• To be done: Please give the entries again in full and exactly, without any picture.

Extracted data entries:
■ ■ ■ ■ ■

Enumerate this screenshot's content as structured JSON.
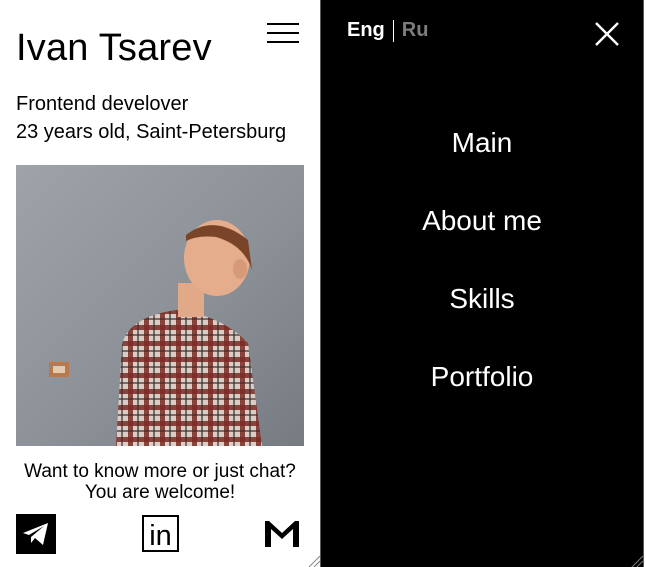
{
  "profile": {
    "name": "Ivan Tsarev",
    "role": "Frontend develover",
    "age_location": "23 years old, Saint-Petersburg",
    "cta_line1": "Want to know more or just chat?",
    "cta_line2": "You are welcome!"
  },
  "icons": {
    "menu": "hamburger-icon",
    "close": "close-icon",
    "social": [
      "telegram-icon",
      "linkedin-icon",
      "gmail-icon"
    ],
    "linkedin_text": "in"
  },
  "menu": {
    "languages": {
      "active": "Eng",
      "inactive": "Ru"
    },
    "items": [
      "Main",
      "About me",
      "Skills",
      "Portfolio"
    ]
  },
  "colors": {
    "menu_background": "#000000",
    "menu_text": "#ffffff",
    "inactive_language": "#7d7d7d",
    "page_background": "#ffffff"
  }
}
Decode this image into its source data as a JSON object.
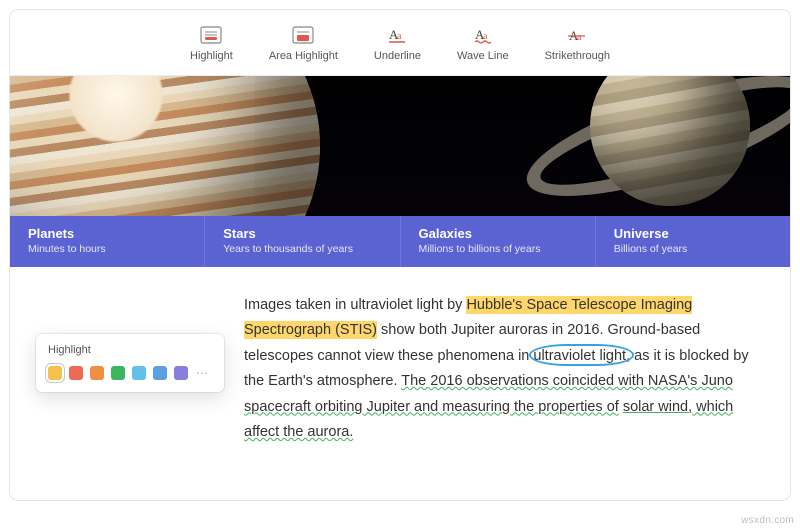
{
  "toolbar": {
    "highlight": "Highlight",
    "area_highlight": "Area Highlight",
    "underline": "Underline",
    "wave_line": "Wave Line",
    "strikethrough": "Strikethrough"
  },
  "band": [
    {
      "title": "Planets",
      "subtitle": "Minutes to hours"
    },
    {
      "title": "Stars",
      "subtitle": "Years to thousands of years"
    },
    {
      "title": "Galaxies",
      "subtitle": "Millions to billions of years"
    },
    {
      "title": "Universe",
      "subtitle": "Billions of years"
    }
  ],
  "article": {
    "pre1": "Images taken in ultraviolet light by ",
    "highlighted": "Hubble's Space Telescope Imaging Spectrograph (STIS)",
    "post1": " show both Jupiter auroras in 2016. Ground-based telescopes cannot view these phenomena in ",
    "circled": "ultraviolet light,",
    "post2": " as it is blocked by  the Earth's atmosphere. ",
    "wavy1": "The 2016 observations coincided with NASA's Juno  spacecraft orbiting Jupiter and measuring the properties of",
    "space": " ",
    "underlined": "solar wind,",
    "wavy2": " which affect the aurora."
  },
  "palette": {
    "title": "Highlight",
    "colors": [
      "#f4c14f",
      "#ec6a56",
      "#ef8f44",
      "#3cb55f",
      "#63c0e8",
      "#5aa1e3",
      "#8a7de0"
    ],
    "selected_index": 0
  },
  "accent_colors": {
    "highlight": "#ffd66b",
    "circle": "#3aa0e0",
    "wavy": "#3cb55f",
    "band_bg": "#5a63d1"
  },
  "watermark": "wsxdn.com"
}
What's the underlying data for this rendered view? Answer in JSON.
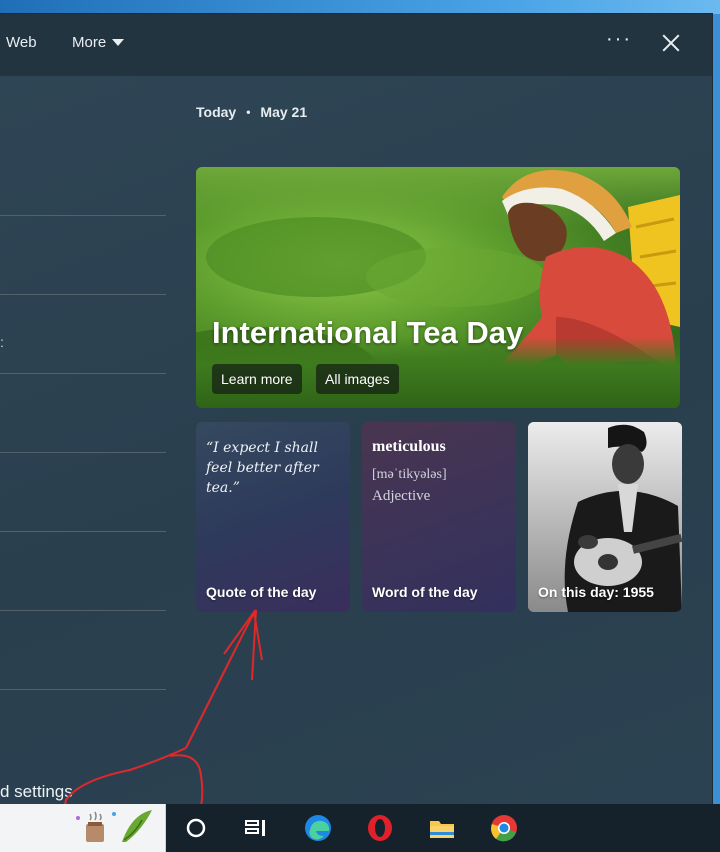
{
  "header": {
    "web_label": "Web",
    "more_label": "More",
    "more_options_icon": "ellipsis-icon",
    "close_icon": "close-icon"
  },
  "left_pane": {
    "colon_fragment": ":",
    "settings_fragment": "d settings"
  },
  "today": {
    "label": "Today",
    "separator": "•",
    "date": "May 21"
  },
  "hero": {
    "title": "International Tea Day",
    "learn_more": "Learn more",
    "all_images": "All images"
  },
  "cards": {
    "quote": {
      "text": "“I expect I shall feel better after tea.”",
      "label": "Quote of the day"
    },
    "word": {
      "word": "meticulous",
      "pronunciation": "[məˈtikyələs]",
      "part_of_speech": "Adjective",
      "label": "Word of the day"
    },
    "history": {
      "label": "On this day: 1955"
    }
  },
  "taskbar": {
    "icons": [
      "search-cortana-icon",
      "task-view-icon",
      "edge-icon",
      "opera-icon",
      "file-explorer-icon",
      "chrome-icon"
    ]
  },
  "colors": {
    "window_bg": "#2f4656",
    "topbar_bg": "#223440",
    "taskbar_bg": "#15222b",
    "annotation": "#e0282a"
  }
}
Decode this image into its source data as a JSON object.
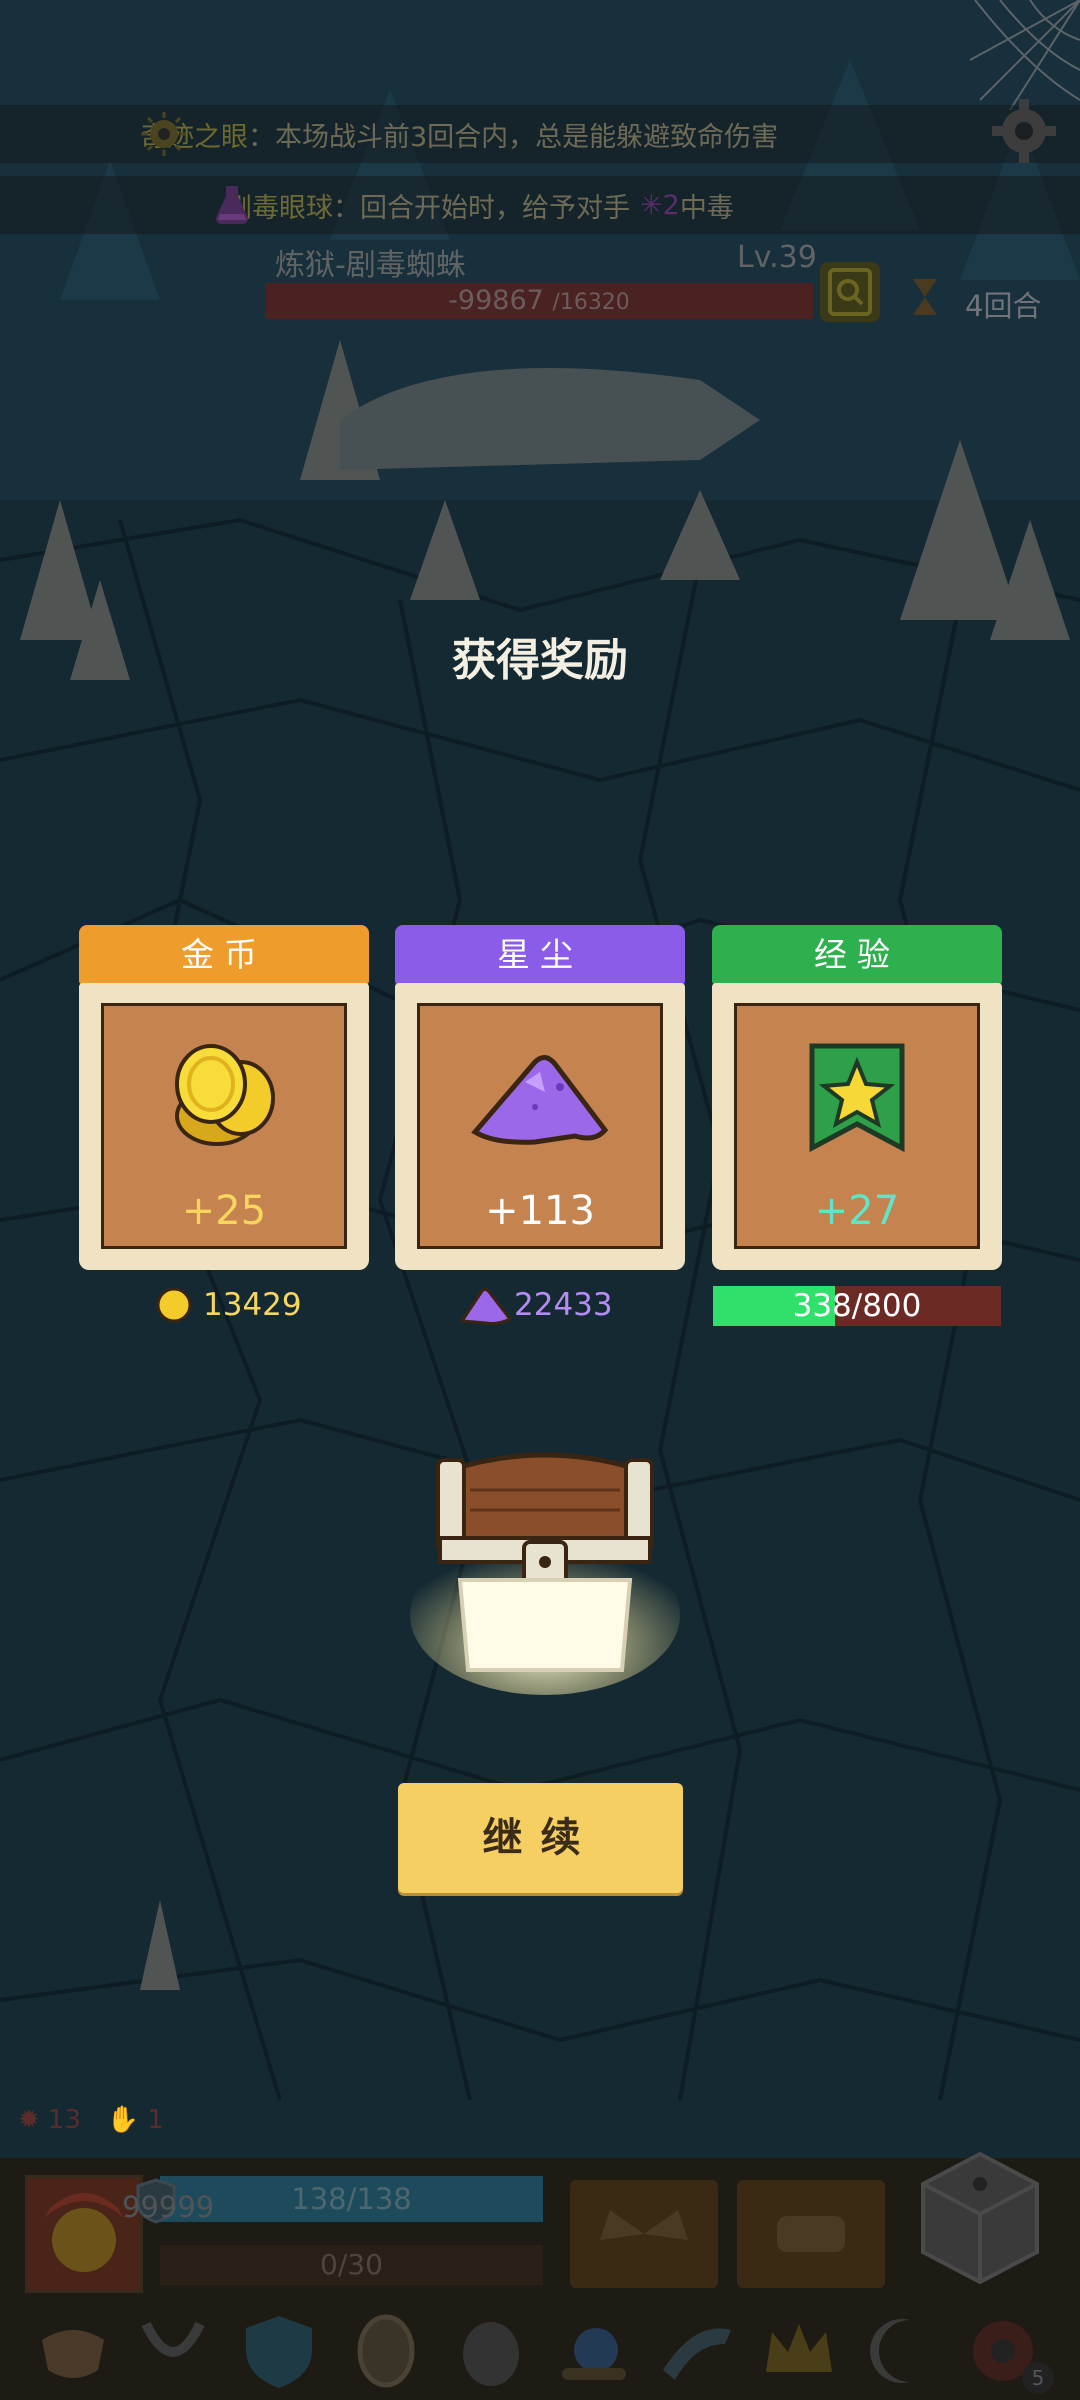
{
  "buffs": [
    {
      "name": "奇迹之眼",
      "desc": "：本场战斗前3回合内，总是能躲避致命伤害"
    },
    {
      "name": "剧毒眼球",
      "desc": "：回合开始时，给予对手",
      "count": "2",
      "effect": " 中毒"
    }
  ],
  "enemy": {
    "name": "炼狱-剧毒蜘蛛",
    "level": "Lv.39",
    "hp_current": "-99867",
    "hp_max": "/16320"
  },
  "round_label": "4回合",
  "reward_title": "获得奖励",
  "rewards": [
    {
      "label": "金币",
      "value": "+25",
      "total": "13429",
      "color": "#ee9c2c",
      "value_color": "#f6d65e"
    },
    {
      "label": "星尘",
      "value": "+113",
      "total": "22433",
      "color": "#8a5ce8",
      "value_color": "#ffffff"
    },
    {
      "label": "经验",
      "value": "+27",
      "total": "338/800",
      "color": "#2fb04e",
      "value_color": "#5ee6c8"
    }
  ],
  "exp_progress": 0.4225,
  "continue_label": "继续",
  "status_effects": [
    "13",
    "1"
  ],
  "hero": {
    "shield": "99999",
    "hp": "138/138",
    "shield_bar": "0/30"
  },
  "dice_badge": "5",
  "icons": {
    "settings": "gear-icon",
    "buff1": "eye-sun-icon",
    "buff2": "potion-icon",
    "search": "magnifier-icon",
    "round": "hourglass-icon",
    "gold": "coin-icon",
    "stardust": "stardust-pile-icon",
    "exp": "star-banner-icon",
    "chest": "treasure-chest-icon",
    "dice": "dice-icon"
  }
}
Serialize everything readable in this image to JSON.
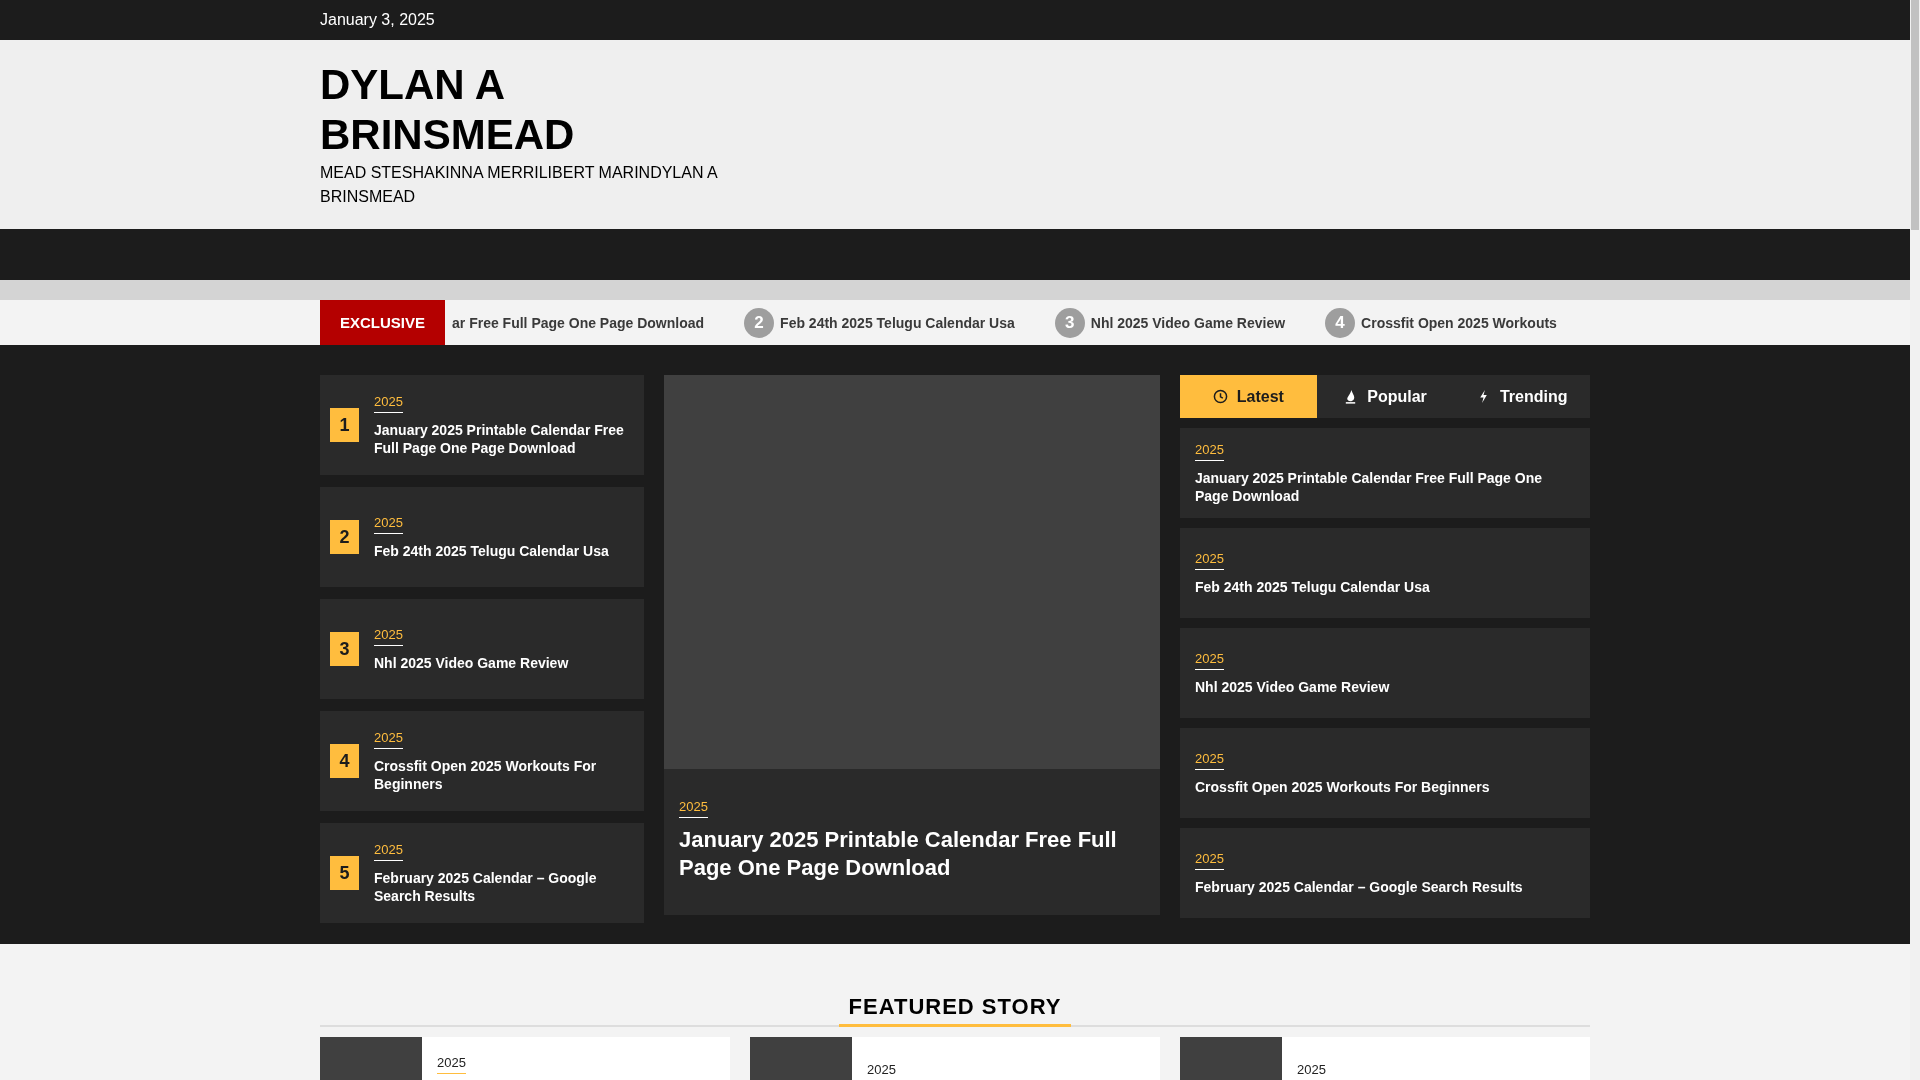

■ ■ ■ ■ ■

• Complete output:
Enumerate this screenshot's content as structured JSON.
{
  "profile": {
    "name": "Ivan Tsarev",
    "role": "Frontend develover",
    "age_location": "23 years old, Saint-Petersburg",
    "cta_line1": "Want to know more or just chat?",
    "cta_line2": "You are welcome!"
  },
  "icons": {
    "menu": "hamburger-icon",
    "close": "close-icon",
    "social": [
      "telegram-icon",
      "linkedin-icon",
      "gmail-icon"
    ],
    "linkedin_text": "in"
  },
  "menu": {
    "languages": {
      "active": "Eng",
      "inactive": "Ru"
    },
    "items": [
      "Main",
      "About me",
      "Skills",
      "Portfolio"
    ]
  },
  "colors": {
    "menu_background": "#000000",
    "menu_text": "#ffffff",
    "inactive_language": "#7d7d7d",
    "page_background": "#ffffff"
  }
}
Decode this image into its source data as a JSON object.
{
  "toolbar": {
    "highlight": "Highlight",
    "area_highlight": "Area Highlight",
    "underline": "Underline",
    "wave_line": "Wave Line",
    "strikethrough": "Strikethrough"
  },
  "band": [
    {
      "title": "Planets",
      "subtitle": "Minutes to hours"
    },
    {
      "title": "Stars",
      "subtitle": "Years to thousands of years"
    },
    {
      "title": "Galaxies",
      "subtitle": "Millions to billions of years"
    },
    {
      "title": "Universe",
      "subtitle": "Billions of years"
    }
  ],
  "article": {
    "pre1": "Images taken in ultraviolet light by ",
    "highlighted": "Hubble's Space Telescope Imaging Spectrograph (STIS)",
    "post1": " show both Jupiter auroras in 2016. Ground-based telescopes cannot view these phenomena in ",
    "circled": "ultraviolet light,",
    "post2": " as it is blocked by  the Earth's atmosphere. ",
    "wavy1": "The 2016 observations coincided with NASA's Juno  spacecraft orbiting Jupiter and measuring the properties of",
    "space": " ",
    "underlined": "solar wind,",
    "wavy2": " which affect the aurora."
  },
  "palette": {
    "title": "Highlight",
    "colors": [
      "#f4c14f",
      "#ec6a56",
      "#ef8f44",
      "#3cb55f",
      "#63c0e8",
      "#5aa1e3",
      "#8a7de0"
    ],
    "selected_index": 0
  },
  "accent_colors": {
    "highlight": "#ffd66b",
    "circle": "#3aa0e0",
    "wavy": "#3cb55f",
    "band_bg": "#5a63d1"
  },
  "watermark": "wsxdn.com"
}
What's the underlying data for this rendered view? Answer in JSON.
{
  "header": {
    "web_label": "Web",
    "more_label": "More",
    "more_options_icon": "ellipsis-icon",
    "close_icon": "close-icon"
  },
  "left_pane": {
    "colon_fragment": ":",
    "settings_fragment": "d settings"
  },
  "today": {
    "label": "Today",
    "separator": "•",
    "date": "May 21"
  },
  "hero": {
    "title": "International Tea Day",
    "learn_more": "Learn more",
    "all_images": "All images"
  },
  "cards": {
    "quote": {
      "text": "“I expect I shall feel better after tea.”",
      "label": "Quote of the day"
    },
    "word": {
      "word": "meticulous",
      "pronunciation": "[məˈtikyələs]",
      "part_of_speech": "Adjective",
      "label": "Word of the day"
    },
    "history": {
      "label": "On this day: 1955"
    }
  },
  "taskbar": {
    "icons": [
      "search-cortana-icon",
      "task-view-icon",
      "edge-icon",
      "opera-icon",
      "file-explorer-icon",
      "chrome-icon"
    ]
  },
  "colors": {
    "window_bg": "#2f4656",
    "topbar_bg": "#223440",
    "taskbar_bg": "#15222b",
    "annotation": "#e0282a"
  }
}
Decode this image into its source data as a JSON object.
{
  "buffs": [
    {
      "name": "奇迹之眼",
      "desc": "：本场战斗前3回合内，总是能躲避致命伤害"
    },
    {
      "name": "剧毒眼球",
      "desc": "：回合开始时，给予对手",
      "count": "2",
      "effect": " 中毒"
    }
  ],
  "enemy": {
    "name": "炼狱-剧毒蜘蛛",
    "level": "Lv.39",
    "hp_current": "-99867",
    "hp_max": "/16320"
  },
  "round_label": "4回合",
  "reward_title": "获得奖励",
  "rewards": [
    {
      "label": "金币",
      "value": "+25",
      "total": "13429",
      "color": "#ee9c2c",
      "value_color": "#f6d65e"
    },
    {
      "label": "星尘",
      "value": "+113",
      "total": "22433",
      "color": "#8a5ce8",
      "value_color": "#ffffff"
    },
    {
      "label": "经验",
      "value": "+27",
      "total": "338/800",
      "color": "#2fb04e",
      "value_color": "#5ee6c8"
    }
  ],
  "exp_progress": 0.4225,
  "continue_label": "继续",
  "status_effects": [
    "13",
    "1"
  ],
  "hero": {
    "shield": "99999",
    "hp": "138/138",
    "shield_bar": "0/30"
  },
  "dice_badge": "5",
  "icons": {
    "settings": "gear-icon",
    "buff1": "eye-sun-icon",
    "buff2": "potion-icon",
    "search": "magnifier-icon",
    "round": "hourglass-icon",
    "gold": "coin-icon",
    "stardust": "stardust-pile-icon",
    "exp": "star-banner-icon",
    "chest": "treasure-chest-icon",
    "dice": "dice-icon"
  }
}
Serialize everything readable in this image to JSON.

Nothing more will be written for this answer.